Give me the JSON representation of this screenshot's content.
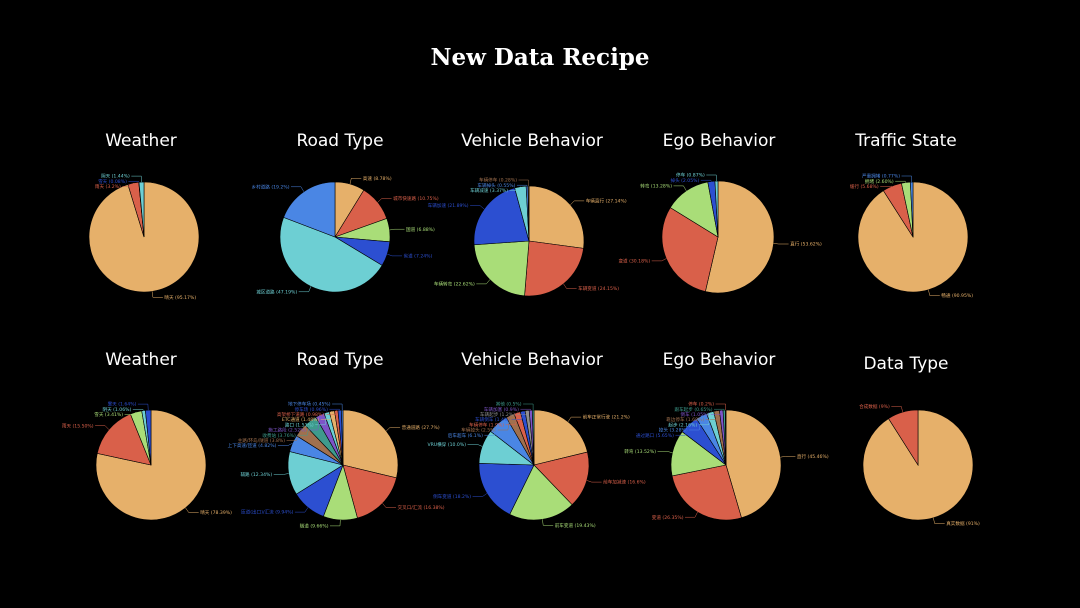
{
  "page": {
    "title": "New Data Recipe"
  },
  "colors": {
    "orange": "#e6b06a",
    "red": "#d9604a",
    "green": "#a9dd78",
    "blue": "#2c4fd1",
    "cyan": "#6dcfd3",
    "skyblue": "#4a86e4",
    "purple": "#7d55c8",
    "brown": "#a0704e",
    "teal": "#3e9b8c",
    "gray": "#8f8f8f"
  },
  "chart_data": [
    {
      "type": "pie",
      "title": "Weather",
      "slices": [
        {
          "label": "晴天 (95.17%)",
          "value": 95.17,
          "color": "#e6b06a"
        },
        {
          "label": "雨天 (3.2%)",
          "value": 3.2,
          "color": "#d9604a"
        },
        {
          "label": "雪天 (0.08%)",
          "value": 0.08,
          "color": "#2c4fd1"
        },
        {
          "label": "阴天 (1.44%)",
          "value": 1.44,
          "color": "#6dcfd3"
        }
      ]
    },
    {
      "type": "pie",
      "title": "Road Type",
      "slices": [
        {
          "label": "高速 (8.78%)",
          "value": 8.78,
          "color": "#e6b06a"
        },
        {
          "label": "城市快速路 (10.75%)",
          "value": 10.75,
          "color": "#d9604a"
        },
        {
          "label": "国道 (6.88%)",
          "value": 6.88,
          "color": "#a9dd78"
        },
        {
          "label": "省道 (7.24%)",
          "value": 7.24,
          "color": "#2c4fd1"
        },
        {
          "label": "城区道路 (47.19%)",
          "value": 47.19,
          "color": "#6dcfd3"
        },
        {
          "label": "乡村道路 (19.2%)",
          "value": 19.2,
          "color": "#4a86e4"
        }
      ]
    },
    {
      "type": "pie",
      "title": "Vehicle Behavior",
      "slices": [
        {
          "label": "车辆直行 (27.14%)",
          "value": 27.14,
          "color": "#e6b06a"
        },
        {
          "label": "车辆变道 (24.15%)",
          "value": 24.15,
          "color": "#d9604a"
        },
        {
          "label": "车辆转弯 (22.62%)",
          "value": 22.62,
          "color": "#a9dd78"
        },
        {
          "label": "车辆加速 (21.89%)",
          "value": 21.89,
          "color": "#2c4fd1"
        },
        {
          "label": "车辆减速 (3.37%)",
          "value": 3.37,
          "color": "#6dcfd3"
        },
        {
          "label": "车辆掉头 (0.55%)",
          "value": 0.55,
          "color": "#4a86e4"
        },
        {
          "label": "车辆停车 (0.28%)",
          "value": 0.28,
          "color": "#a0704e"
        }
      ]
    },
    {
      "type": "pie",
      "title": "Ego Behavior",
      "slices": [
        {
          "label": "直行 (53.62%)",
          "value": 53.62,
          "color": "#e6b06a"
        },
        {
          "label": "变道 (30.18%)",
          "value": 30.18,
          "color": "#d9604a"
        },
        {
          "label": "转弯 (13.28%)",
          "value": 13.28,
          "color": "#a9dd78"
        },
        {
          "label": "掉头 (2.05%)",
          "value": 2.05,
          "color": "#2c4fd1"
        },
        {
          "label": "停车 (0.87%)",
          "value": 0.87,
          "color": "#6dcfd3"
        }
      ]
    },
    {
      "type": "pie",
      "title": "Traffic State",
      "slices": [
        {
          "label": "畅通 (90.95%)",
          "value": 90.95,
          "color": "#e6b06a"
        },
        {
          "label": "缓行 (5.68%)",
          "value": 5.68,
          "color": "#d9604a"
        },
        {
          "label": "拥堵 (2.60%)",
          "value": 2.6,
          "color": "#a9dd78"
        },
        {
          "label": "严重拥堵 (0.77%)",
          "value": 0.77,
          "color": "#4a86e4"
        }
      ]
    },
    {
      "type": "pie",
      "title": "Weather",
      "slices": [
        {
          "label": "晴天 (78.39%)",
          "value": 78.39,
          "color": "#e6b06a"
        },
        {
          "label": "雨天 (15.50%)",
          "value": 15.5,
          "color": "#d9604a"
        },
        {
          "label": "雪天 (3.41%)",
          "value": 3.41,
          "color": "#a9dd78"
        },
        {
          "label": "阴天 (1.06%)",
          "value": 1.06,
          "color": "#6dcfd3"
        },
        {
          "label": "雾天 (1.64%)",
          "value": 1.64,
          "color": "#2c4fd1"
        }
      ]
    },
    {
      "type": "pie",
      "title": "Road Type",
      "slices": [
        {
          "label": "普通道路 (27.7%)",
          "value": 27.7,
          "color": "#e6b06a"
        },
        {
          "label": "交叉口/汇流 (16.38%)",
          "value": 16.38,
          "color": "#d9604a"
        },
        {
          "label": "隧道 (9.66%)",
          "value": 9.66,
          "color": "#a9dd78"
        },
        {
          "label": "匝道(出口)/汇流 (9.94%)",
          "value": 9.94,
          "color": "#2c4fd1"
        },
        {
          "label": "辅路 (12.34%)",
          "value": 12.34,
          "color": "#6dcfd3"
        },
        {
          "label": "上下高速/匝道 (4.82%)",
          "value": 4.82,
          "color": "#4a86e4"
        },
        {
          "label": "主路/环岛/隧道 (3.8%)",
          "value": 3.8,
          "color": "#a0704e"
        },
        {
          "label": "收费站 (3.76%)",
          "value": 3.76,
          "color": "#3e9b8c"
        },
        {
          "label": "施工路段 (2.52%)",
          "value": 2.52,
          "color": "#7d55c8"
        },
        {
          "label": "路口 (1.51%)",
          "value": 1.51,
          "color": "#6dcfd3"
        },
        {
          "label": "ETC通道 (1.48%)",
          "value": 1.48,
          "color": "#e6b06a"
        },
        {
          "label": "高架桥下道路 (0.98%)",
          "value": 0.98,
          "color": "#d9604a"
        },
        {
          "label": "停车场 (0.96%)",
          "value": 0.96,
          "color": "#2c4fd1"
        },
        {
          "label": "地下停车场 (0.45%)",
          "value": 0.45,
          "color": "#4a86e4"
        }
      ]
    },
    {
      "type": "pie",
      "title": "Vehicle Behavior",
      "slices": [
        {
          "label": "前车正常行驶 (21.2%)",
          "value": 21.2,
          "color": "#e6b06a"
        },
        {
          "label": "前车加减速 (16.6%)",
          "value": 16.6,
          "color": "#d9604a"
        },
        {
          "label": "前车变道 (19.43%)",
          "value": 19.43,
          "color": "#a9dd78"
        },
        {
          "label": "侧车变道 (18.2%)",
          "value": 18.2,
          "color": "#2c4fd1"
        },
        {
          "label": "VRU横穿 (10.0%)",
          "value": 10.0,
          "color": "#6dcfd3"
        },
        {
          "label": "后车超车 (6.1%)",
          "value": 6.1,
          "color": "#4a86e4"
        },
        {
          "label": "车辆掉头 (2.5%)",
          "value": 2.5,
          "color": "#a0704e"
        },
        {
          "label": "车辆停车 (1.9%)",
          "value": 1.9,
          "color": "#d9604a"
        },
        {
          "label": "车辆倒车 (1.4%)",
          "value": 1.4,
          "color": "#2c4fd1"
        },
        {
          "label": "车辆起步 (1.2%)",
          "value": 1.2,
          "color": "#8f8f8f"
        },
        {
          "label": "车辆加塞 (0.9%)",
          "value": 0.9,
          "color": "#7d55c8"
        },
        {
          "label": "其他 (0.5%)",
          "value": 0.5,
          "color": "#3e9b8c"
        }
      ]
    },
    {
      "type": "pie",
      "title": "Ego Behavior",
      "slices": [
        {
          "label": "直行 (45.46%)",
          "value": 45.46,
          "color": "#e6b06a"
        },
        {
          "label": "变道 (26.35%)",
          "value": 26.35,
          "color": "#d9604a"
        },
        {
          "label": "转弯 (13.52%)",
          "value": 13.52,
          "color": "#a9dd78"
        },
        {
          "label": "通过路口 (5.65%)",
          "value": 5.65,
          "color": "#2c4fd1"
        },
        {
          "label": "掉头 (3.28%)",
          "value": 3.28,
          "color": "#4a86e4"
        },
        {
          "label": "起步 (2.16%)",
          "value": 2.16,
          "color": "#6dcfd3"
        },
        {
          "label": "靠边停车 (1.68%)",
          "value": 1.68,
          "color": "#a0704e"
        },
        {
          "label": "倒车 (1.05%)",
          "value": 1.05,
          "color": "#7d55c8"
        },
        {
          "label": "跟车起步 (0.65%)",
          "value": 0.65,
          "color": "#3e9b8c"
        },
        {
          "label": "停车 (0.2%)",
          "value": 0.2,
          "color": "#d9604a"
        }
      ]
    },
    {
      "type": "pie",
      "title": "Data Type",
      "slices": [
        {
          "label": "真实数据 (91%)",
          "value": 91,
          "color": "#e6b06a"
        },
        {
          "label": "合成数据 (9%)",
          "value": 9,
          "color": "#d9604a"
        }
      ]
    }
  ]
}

====================

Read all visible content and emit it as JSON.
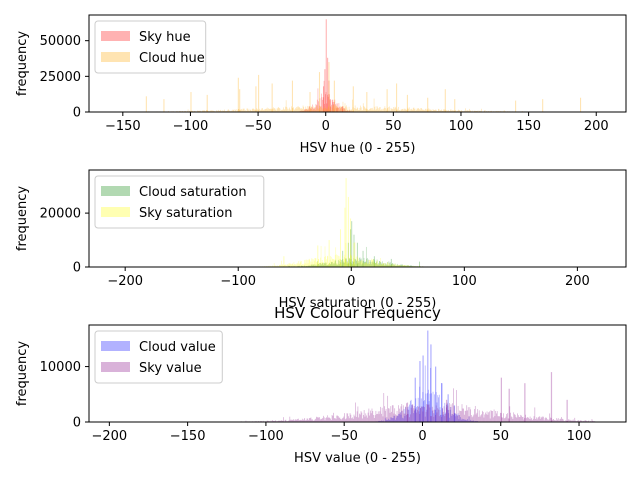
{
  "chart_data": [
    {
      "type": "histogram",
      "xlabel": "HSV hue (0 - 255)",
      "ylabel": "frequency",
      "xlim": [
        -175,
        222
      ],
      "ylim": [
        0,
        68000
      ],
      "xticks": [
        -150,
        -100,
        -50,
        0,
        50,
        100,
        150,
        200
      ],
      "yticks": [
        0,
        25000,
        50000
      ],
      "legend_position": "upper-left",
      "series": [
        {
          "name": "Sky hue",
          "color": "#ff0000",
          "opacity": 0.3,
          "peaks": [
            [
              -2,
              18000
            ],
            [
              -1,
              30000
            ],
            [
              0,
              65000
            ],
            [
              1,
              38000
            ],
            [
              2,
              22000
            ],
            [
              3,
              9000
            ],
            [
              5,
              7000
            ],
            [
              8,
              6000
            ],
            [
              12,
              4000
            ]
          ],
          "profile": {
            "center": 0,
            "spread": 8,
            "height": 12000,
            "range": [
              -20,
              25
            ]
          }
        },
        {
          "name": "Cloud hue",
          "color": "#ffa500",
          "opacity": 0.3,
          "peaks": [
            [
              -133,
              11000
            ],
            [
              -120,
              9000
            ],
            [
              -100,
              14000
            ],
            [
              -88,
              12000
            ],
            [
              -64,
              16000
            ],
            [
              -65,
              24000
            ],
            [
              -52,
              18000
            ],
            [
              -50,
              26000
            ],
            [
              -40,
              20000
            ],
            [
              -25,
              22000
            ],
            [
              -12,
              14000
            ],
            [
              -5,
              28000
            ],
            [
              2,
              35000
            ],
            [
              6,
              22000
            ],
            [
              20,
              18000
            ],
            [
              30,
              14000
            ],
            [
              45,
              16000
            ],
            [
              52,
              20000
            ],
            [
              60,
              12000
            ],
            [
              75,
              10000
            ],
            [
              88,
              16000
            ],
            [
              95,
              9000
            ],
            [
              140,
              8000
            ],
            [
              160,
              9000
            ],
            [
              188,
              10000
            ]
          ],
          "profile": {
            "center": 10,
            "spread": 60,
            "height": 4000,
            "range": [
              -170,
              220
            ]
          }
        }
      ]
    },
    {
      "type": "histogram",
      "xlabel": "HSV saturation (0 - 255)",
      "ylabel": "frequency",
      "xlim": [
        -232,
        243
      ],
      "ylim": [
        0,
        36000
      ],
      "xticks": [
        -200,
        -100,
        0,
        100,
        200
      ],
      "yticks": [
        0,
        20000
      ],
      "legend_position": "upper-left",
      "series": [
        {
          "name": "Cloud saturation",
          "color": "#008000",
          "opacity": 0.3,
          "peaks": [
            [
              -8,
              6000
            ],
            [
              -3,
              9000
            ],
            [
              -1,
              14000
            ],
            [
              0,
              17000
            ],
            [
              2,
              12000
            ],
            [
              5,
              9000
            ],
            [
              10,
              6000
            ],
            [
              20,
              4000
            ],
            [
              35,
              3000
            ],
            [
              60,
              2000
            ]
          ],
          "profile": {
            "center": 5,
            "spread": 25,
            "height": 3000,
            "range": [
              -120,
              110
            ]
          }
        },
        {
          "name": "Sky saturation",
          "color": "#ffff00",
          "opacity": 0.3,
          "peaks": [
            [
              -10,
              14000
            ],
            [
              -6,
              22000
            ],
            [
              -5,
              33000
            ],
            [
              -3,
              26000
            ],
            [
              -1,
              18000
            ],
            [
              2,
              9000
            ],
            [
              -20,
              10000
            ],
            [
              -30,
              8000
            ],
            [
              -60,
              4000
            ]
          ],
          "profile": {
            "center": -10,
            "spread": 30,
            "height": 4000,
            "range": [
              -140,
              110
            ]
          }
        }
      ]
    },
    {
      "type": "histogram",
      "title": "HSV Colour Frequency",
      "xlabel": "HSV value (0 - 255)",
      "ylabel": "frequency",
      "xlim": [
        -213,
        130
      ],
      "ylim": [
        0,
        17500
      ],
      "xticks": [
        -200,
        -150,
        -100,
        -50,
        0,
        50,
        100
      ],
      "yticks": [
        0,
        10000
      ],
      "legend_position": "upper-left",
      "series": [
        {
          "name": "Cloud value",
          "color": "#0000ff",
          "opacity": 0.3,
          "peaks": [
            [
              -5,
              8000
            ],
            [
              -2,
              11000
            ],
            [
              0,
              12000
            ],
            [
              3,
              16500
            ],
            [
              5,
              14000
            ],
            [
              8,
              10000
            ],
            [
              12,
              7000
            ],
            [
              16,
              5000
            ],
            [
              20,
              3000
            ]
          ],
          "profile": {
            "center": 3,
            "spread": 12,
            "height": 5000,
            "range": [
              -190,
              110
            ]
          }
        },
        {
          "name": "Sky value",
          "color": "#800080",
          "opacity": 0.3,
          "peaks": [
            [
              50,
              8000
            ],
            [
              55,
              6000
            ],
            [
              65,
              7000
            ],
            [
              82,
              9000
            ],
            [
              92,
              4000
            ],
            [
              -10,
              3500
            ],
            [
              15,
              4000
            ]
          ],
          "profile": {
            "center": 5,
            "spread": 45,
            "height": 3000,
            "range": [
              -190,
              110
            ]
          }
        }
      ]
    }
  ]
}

====================

- _TASK DETAILS_
Filter the records above for "Cloud" and copy every matching line.

- _TASK ANSWER_
          "name": "Cloud hue",
          "name": "Cloud saturation",
          "name": "Cloud value",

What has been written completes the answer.